--- begin MATERIAL TO PROCESS ---

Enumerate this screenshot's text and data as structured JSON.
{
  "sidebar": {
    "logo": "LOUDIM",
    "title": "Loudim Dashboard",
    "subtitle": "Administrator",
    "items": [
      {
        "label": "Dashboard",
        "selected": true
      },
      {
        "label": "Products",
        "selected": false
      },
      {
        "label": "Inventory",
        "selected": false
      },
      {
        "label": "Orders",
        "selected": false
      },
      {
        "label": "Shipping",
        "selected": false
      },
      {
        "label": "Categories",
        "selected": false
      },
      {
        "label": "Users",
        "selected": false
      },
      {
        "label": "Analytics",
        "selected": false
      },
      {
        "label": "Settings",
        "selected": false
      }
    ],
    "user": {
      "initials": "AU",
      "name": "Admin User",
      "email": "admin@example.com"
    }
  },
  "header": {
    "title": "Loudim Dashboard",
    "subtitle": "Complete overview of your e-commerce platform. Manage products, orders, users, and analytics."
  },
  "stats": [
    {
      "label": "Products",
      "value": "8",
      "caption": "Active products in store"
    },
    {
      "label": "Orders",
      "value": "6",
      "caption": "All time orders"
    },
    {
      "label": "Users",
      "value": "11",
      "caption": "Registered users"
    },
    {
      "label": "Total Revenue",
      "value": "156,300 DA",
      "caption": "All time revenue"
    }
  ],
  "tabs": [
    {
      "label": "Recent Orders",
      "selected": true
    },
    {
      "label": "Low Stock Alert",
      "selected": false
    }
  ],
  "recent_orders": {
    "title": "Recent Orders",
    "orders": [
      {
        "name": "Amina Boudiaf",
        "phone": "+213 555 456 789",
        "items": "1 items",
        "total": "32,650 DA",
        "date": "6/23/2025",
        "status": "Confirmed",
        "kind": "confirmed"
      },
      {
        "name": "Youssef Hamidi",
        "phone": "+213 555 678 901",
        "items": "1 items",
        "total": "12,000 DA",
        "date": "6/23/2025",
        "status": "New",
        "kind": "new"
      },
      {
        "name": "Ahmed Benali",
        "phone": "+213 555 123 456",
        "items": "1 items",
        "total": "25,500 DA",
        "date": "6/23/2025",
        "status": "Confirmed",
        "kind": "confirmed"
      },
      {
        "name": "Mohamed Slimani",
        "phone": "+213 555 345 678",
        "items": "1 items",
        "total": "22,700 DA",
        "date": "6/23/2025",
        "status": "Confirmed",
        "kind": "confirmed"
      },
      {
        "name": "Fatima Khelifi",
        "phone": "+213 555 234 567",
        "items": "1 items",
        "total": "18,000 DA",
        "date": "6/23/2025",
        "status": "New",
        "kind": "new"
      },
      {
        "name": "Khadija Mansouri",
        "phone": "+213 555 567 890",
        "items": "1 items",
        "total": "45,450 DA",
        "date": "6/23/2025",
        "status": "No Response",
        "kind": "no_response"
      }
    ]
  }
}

--- end MATERIAL TO PROCESS ---

**GOAL**. All of the material must be reproduced exactly.

**RESPONSE**.
Enumerate this screenshot's text and data as structured JSON.
{
  "sidebar": {
    "logo": "LOUDIM",
    "title": "Loudim Dashboard",
    "subtitle": "Administrator",
    "items": [
      {
        "label": "Dashboard",
        "selected": true
      },
      {
        "label": "Products",
        "selected": false
      },
      {
        "label": "Inventory",
        "selected": false
      },
      {
        "label": "Orders",
        "selected": false
      },
      {
        "label": "Shipping",
        "selected": false
      },
      {
        "label": "Categories",
        "selected": false
      },
      {
        "label": "Users",
        "selected": false
      },
      {
        "label": "Analytics",
        "selected": false
      },
      {
        "label": "Settings",
        "selected": false
      }
    ],
    "user": {
      "initials": "AU",
      "name": "Admin User",
      "email": "admin@example.com"
    }
  },
  "header": {
    "title": "Loudim Dashboard",
    "subtitle": "Complete overview of your e-commerce platform. Manage products, orders, users, and analytics."
  },
  "stats": [
    {
      "label": "Products",
      "value": "8",
      "caption": "Active products in store"
    },
    {
      "label": "Orders",
      "value": "6",
      "caption": "All time orders"
    },
    {
      "label": "Users",
      "value": "11",
      "caption": "Registered users"
    },
    {
      "label": "Total Revenue",
      "value": "156,300 DA",
      "caption": "All time revenue"
    }
  ],
  "tabs": [
    {
      "label": "Recent Orders",
      "selected": true
    },
    {
      "label": "Low Stock Alert",
      "selected": false
    }
  ],
  "recent_orders": {
    "title": "Recent Orders",
    "orders": [
      {
        "name": "Amina Boudiaf",
        "phone": "+213 555 456 789",
        "items": "1 items",
        "total": "32,650 DA",
        "date": "6/23/2025",
        "status": "Confirmed",
        "kind": "confirmed"
      },
      {
        "name": "Youssef Hamidi",
        "phone": "+213 555 678 901",
        "items": "1 items",
        "total": "12,000 DA",
        "date": "6/23/2025",
        "status": "New",
        "kind": "new"
      },
      {
        "name": "Ahmed Benali",
        "phone": "+213 555 123 456",
        "items": "1 items",
        "total": "25,500 DA",
        "date": "6/23/2025",
        "status": "Confirmed",
        "kind": "confirmed"
      },
      {
        "name": "Mohamed Slimani",
        "phone": "+213 555 345 678",
        "items": "1 items",
        "total": "22,700 DA",
        "date": "6/23/2025",
        "status": "Confirmed",
        "kind": "confirmed"
      },
      {
        "name": "Fatima Khelifi",
        "phone": "+213 555 234 567",
        "items": "1 items",
        "total": "18,000 DA",
        "date": "6/23/2025",
        "status": "New",
        "kind": "new"
      },
      {
        "name": "Khadija Mansouri",
        "phone": "+213 555 567 890",
        "items": "1 items",
        "total": "45,450 DA",
        "date": "6/23/2025",
        "status": "No Response",
        "kind": "no_response"
      }
    ]
  }
}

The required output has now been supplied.